What this task involves. Find the word "JSON" in the records below. List each line containing it.

The data.
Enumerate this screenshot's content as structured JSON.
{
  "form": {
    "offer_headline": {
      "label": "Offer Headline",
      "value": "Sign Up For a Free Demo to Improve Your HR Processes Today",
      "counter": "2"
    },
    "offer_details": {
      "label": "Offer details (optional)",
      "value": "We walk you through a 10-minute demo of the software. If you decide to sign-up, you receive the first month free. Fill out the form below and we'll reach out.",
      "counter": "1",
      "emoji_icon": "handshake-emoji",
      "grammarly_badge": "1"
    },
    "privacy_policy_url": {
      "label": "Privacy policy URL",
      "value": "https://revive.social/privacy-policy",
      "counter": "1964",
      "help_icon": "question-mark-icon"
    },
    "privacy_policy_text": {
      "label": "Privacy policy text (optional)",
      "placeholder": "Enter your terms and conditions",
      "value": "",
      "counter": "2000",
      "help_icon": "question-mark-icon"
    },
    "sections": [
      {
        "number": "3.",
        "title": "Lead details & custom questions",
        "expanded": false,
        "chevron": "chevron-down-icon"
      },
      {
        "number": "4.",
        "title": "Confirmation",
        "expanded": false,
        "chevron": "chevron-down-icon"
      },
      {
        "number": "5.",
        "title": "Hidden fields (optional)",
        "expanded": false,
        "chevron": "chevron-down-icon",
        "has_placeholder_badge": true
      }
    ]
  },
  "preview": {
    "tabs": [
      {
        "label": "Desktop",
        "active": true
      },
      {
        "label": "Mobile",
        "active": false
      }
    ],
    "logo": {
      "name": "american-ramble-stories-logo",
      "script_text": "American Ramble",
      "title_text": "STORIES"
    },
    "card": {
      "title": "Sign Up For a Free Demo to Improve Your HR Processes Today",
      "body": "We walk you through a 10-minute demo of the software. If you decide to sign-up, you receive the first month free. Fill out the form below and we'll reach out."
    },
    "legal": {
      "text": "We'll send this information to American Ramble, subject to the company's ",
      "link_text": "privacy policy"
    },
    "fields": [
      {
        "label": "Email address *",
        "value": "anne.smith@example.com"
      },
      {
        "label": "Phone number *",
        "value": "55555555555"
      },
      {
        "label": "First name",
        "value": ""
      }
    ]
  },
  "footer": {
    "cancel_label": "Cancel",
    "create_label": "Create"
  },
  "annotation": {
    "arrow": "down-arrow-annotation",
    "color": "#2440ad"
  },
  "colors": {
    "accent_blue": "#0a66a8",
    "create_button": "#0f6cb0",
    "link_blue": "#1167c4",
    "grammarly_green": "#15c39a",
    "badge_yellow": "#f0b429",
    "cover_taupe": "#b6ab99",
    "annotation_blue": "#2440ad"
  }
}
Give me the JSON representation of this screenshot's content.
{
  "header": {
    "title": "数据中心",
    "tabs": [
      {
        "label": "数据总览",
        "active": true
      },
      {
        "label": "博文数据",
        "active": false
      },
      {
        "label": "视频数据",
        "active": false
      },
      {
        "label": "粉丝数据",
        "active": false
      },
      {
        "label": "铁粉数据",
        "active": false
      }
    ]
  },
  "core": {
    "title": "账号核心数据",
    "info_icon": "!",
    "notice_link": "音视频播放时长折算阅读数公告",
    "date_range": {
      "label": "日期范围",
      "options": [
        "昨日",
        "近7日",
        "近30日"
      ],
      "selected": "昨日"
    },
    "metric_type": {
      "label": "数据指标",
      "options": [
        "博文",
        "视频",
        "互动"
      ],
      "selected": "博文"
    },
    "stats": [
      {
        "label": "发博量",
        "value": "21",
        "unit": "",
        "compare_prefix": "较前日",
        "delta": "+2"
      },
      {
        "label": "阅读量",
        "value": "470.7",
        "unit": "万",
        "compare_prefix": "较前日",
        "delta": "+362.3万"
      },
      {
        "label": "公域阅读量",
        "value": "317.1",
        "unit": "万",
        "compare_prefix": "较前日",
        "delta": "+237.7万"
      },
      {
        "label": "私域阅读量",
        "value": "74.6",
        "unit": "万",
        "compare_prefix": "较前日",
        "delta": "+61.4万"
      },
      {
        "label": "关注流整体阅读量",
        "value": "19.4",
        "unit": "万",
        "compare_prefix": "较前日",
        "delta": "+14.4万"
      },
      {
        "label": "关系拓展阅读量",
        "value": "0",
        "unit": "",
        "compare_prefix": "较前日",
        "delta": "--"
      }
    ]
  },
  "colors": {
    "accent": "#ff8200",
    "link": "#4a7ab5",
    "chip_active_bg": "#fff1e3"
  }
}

Solution for this problem.
Enumerate this screenshot's content as structured JSON.
Give me the JSON representation of this screenshot's content.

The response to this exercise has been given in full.